(Records from a data source)
------------------------------------------------------------------------
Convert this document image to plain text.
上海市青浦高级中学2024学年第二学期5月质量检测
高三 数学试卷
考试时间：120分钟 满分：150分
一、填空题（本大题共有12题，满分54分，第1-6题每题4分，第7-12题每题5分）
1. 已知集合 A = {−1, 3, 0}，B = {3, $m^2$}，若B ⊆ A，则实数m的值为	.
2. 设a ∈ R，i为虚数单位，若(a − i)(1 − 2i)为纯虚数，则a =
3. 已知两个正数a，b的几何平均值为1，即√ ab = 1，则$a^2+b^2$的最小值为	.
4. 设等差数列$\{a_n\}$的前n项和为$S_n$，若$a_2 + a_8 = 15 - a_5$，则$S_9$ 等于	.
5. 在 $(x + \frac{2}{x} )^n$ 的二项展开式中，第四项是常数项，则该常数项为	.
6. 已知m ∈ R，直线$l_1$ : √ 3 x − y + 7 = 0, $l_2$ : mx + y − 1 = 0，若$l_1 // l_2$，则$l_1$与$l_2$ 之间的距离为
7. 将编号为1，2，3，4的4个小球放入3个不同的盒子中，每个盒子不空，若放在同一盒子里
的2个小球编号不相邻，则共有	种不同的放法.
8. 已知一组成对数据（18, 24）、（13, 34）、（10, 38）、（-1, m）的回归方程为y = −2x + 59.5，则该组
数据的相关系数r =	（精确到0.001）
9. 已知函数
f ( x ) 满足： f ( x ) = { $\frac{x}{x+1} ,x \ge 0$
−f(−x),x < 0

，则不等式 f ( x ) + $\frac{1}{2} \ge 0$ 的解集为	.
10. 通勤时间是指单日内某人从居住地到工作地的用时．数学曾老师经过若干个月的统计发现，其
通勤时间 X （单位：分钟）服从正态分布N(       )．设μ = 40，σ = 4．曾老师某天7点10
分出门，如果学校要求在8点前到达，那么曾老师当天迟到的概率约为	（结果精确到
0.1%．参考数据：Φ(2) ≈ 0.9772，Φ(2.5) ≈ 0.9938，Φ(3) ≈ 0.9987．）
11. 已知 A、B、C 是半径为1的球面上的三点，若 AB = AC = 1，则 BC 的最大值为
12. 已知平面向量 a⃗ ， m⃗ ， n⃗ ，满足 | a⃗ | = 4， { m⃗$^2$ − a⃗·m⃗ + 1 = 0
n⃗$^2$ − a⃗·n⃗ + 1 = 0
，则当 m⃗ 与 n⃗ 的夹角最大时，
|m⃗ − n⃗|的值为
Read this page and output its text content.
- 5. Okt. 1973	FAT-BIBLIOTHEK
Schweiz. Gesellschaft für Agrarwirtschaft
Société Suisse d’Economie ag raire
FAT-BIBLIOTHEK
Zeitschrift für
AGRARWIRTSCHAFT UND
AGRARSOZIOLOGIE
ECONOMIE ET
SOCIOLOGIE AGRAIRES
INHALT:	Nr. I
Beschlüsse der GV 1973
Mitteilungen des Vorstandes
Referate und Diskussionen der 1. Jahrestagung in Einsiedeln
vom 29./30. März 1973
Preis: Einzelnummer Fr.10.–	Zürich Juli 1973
------------------------------------------------------------------------
§ Short problem: From the listing, copy every line where the string "text" appears.

§ Reply:
Convert this document image to plain text.
Read this page and output its text content.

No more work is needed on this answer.